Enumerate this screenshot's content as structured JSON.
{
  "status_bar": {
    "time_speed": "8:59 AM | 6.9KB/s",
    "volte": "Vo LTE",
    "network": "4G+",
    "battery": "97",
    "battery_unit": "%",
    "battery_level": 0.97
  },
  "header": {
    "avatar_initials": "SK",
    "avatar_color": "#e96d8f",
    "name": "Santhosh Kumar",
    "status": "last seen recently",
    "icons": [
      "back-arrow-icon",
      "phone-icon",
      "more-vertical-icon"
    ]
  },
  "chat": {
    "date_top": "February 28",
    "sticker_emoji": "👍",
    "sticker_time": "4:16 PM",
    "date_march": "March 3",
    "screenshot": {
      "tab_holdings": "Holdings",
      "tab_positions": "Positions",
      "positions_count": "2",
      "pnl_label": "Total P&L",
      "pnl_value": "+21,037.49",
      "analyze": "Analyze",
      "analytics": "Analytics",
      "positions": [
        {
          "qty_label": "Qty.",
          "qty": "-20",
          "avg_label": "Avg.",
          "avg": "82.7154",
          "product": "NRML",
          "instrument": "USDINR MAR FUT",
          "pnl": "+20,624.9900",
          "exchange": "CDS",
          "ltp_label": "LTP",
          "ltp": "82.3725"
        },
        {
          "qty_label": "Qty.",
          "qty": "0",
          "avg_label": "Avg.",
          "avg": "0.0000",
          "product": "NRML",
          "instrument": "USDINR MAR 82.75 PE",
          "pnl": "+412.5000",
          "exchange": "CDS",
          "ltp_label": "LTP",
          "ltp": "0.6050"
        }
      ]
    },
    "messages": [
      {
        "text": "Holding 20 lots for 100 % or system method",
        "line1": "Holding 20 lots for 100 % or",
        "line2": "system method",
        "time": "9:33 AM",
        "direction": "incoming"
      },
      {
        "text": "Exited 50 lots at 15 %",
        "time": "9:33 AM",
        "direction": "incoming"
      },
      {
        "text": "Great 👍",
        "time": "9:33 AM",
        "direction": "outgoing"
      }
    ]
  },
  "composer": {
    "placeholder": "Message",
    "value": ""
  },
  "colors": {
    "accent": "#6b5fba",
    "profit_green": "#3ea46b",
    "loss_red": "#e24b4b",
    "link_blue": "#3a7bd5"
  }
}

········

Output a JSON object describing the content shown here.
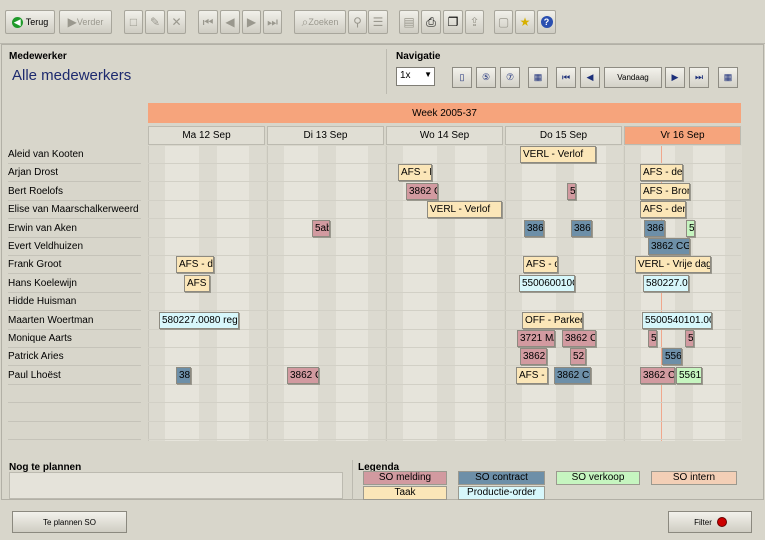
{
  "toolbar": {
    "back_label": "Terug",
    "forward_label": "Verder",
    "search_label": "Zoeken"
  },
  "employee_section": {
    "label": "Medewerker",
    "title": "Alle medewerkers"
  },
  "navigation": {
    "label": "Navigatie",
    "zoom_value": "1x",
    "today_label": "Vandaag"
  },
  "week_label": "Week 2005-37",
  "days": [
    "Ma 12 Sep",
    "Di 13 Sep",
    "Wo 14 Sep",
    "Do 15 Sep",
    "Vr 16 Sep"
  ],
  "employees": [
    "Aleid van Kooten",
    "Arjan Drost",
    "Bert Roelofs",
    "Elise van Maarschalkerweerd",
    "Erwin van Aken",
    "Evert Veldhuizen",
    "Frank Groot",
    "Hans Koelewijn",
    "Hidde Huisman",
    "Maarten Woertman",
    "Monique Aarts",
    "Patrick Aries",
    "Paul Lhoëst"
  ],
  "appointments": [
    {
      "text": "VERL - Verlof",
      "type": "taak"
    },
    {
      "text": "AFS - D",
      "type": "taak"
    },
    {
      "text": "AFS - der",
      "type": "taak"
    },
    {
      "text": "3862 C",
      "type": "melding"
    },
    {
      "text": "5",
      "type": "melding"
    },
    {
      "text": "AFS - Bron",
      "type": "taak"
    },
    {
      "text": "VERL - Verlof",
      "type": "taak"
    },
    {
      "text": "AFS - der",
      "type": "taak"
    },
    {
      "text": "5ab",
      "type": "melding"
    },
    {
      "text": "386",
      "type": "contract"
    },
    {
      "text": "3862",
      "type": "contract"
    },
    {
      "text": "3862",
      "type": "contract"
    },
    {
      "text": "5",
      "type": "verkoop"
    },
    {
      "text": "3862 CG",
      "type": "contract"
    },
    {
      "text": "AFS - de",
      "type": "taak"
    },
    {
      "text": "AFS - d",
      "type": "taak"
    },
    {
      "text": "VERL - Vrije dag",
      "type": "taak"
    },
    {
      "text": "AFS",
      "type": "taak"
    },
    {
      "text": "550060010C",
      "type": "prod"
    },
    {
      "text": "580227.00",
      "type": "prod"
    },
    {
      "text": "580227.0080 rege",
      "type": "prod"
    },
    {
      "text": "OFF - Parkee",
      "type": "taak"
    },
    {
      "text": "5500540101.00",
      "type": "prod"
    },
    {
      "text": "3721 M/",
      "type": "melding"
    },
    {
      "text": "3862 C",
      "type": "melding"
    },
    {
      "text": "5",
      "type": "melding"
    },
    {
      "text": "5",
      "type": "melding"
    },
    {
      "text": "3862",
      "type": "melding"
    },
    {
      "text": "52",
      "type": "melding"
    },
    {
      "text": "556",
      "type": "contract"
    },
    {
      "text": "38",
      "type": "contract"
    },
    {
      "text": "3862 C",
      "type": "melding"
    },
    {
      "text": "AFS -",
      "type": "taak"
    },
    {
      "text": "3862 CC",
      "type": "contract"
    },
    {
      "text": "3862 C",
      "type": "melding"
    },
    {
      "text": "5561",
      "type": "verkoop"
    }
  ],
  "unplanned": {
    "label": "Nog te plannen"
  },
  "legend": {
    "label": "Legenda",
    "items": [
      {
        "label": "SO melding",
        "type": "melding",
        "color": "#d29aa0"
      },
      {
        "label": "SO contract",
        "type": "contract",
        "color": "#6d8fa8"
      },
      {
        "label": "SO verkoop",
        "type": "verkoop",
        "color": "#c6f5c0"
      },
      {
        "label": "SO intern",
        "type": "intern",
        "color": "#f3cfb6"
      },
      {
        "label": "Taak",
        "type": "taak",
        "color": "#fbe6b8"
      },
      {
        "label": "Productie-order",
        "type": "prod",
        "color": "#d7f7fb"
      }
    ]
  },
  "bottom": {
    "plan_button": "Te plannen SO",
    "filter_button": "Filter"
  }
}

········

_Work instructions_.
Filter the listing for the word "JSON" and copy every line that holds it.

_Solution below_.
Enumerate this screenshot's content as structured JSON.
Output a JSON object describing the content shown here.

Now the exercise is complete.